(Data records)
──────
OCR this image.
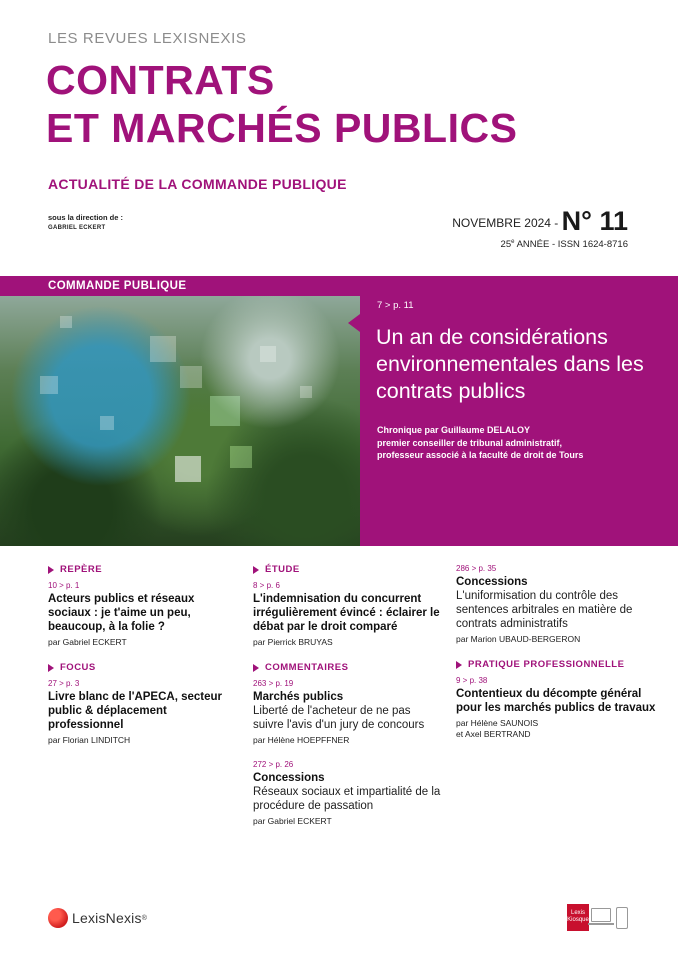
LES REVUES LEXISNEXIS
CONTRATS
ET MARCHÉS PUBLICS
ACTUALITÉ DE LA COMMANDE PUBLIQUE
sous la direction de :
GABRIEL ECKERT	NOVEMBRE 2024 - N° 11
25e ANNÉE - ISSN 1624-8716
COMMANDE PUBLIQUE
7 > p. 11
Un an de considérations environnementales dans les contrats publics
Chronique par Guillaume DELALOY
premier conseiller de tribunal administratif,
professeur associé à la faculté de droit de Tours
REPÈRE
10 > p. 1
Acteurs publics et réseaux sociaux : je t'aime un peu, beaucoup, à la folie ?
par Gabriel ECKERT
FOCUS
27 > p. 3
Livre blanc de l'APECA, secteur public & déplacement professionnel
par Florian LINDITCH
ÉTUDE
8 > p. 6
L'indemnisation du concurrent irrégulièrement évincé : éclairer le débat par le droit comparé
par Pierrick BRUYAS
COMMENTAIRES
263 > p. 19
Marchés publics
Liberté de l'acheteur de ne pas suivre l'avis d'un jury de concours
par Hélène HOEPFFNER
272 > p. 26
Concessions
Réseaux sociaux et impartialité de la procédure de passation
par Gabriel ECKERT
286 > p. 35
Concessions
L'uniformisation du contrôle des sentences arbitrales en matière de contrats administratifs
par Marion UBAUD-BERGERON
PRATIQUE PROFESSIONNELLE
9 > p. 38
Contentieux du décompte général pour les marchés publics de travaux
par Hélène SAUNOIS
et Axel BERTRAND
LexisNexis ®
Lexis
Kiosque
──────
## Task details
Leave out the pictures and repeat everything else in the records exactly.

## Reply
OCR this image.
LES REVUES LEXISNEXIS
CONTRATS
ET MARCHÉS PUBLICS
ACTUALITÉ DE LA COMMANDE PUBLIQUE
sous la direction de :
GABRIEL ECKERT	NOVEMBRE 2024 - N° 11
25e ANNÉE - ISSN 1624-8716
COMMANDE PUBLIQUE
7 > p. 11
Un an de considérations environnementales dans les contrats publics
Chronique par Guillaume DELALOY
premier conseiller de tribunal administratif,
professeur associé à la faculté de droit de Tours
REPÈRE
10 > p. 1
Acteurs publics et réseaux sociaux : je t'aime un peu, beaucoup, à la folie ?
par Gabriel ECKERT
FOCUS
27 > p. 3
Livre blanc de l'APECA, secteur public & déplacement professionnel
par Florian LINDITCH
ÉTUDE
8 > p. 6
L'indemnisation du concurrent irrégulièrement évincé : éclairer le débat par le droit comparé
par Pierrick BRUYAS
COMMENTAIRES
263 > p. 19
Marchés publics
Liberté de l'acheteur de ne pas suivre l'avis d'un jury de concours
par Hélène HOEPFFNER
272 > p. 26
Concessions
Réseaux sociaux et impartialité de la procédure de passation
par Gabriel ECKERT
286 > p. 35
Concessions
L'uniformisation du contrôle des sentences arbitrales en matière de contrats administratifs
par Marion UBAUD-BERGERON
PRATIQUE PROFESSIONNELLE
9 > p. 38
Contentieux du décompte général pour les marchés publics de travaux
par Hélène SAUNOIS
et Axel BERTRAND
LexisNexis ®
Lexis
Kiosque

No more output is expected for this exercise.